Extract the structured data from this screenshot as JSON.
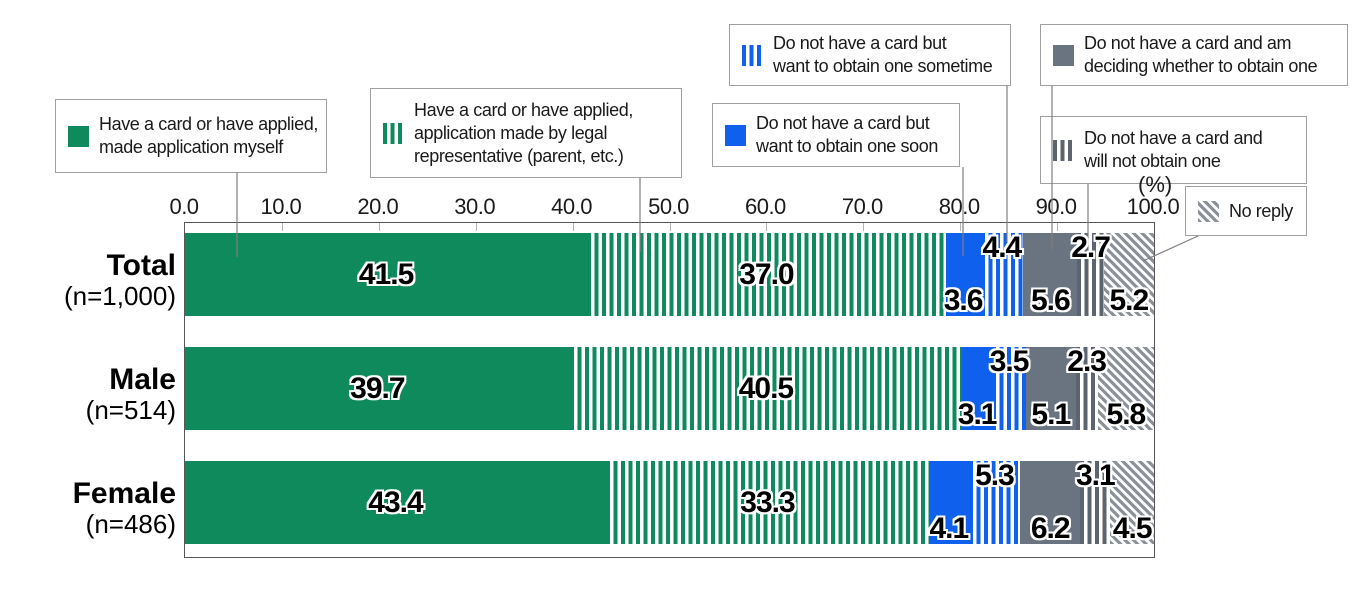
{
  "chart_data": {
    "type": "bar",
    "stacked": true,
    "orientation": "horizontal",
    "unit_label": "(%)",
    "xlim": [
      0,
      100
    ],
    "axis_ticks": [
      "0.0",
      "10.0",
      "20.0",
      "30.0",
      "40.0",
      "50.0",
      "60.0",
      "70.0",
      "80.0",
      "90.0",
      "100.0"
    ],
    "legend_position": "top",
    "series": [
      {
        "name": "Have a card or have applied, made application myself",
        "pattern": "solid",
        "color": "#0e8a5c"
      },
      {
        "name": "Have a card or have applied, application made by legal representative (parent, etc.)",
        "pattern": "vertical-stripes",
        "color": "#0e8a5c"
      },
      {
        "name": "Do not have a card but want to obtain one soon",
        "pattern": "solid",
        "color": "#1060ee"
      },
      {
        "name": "Do not have a card but want to obtain one sometime",
        "pattern": "vertical-stripes",
        "color": "#1060ee"
      },
      {
        "name": "Do not have a card and am deciding whether to obtain one",
        "pattern": "solid",
        "color": "#6a7480"
      },
      {
        "name": "Do not have a card and will not obtain one",
        "pattern": "vertical-stripes",
        "color": "#5c656f"
      },
      {
        "name": "No reply",
        "pattern": "diagonal-stripes",
        "color": "#8b919b"
      }
    ],
    "rows": [
      {
        "label": "Total",
        "n": "(n=1,000)",
        "values": [
          41.5,
          37.0,
          3.6,
          4.4,
          5.6,
          2.7,
          5.2
        ]
      },
      {
        "label": "Male",
        "n": "(n=514)",
        "values": [
          39.7,
          40.5,
          3.1,
          3.5,
          5.1,
          2.3,
          5.8
        ]
      },
      {
        "label": "Female",
        "n": "(n=486)",
        "values": [
          43.4,
          33.3,
          4.1,
          5.3,
          6.2,
          3.1,
          4.5
        ]
      }
    ]
  },
  "legend": {
    "items": [
      {
        "label": "Have a card or have applied,\nmade application myself"
      },
      {
        "label": "Have a card or have applied,\napplication made by legal\nrepresentative (parent, etc.)"
      },
      {
        "label": "Do not have a card but\nwant to obtain one soon"
      },
      {
        "label": "Do not have a card but\nwant to obtain one sometime"
      },
      {
        "label": "Do not have a card and am\ndeciding whether to obtain one"
      },
      {
        "label": "Do not have a card and\nwill not obtain one"
      },
      {
        "label": "No reply"
      }
    ]
  }
}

• PROBLEM DESCRIPTION:
Read through the lines above and collect those that contain the string "applied".

• FINAL ANSWER:
        "name": "Have a card or have applied, made application myself",
        "name": "Have a card or have applied, application made by legal representative (parent, etc.)",
        "label": "Have a card or have applied,\nmade application myself"
        "label": "Have a card or have applied,\napplication made by legal\nrepresentative (parent, etc.)"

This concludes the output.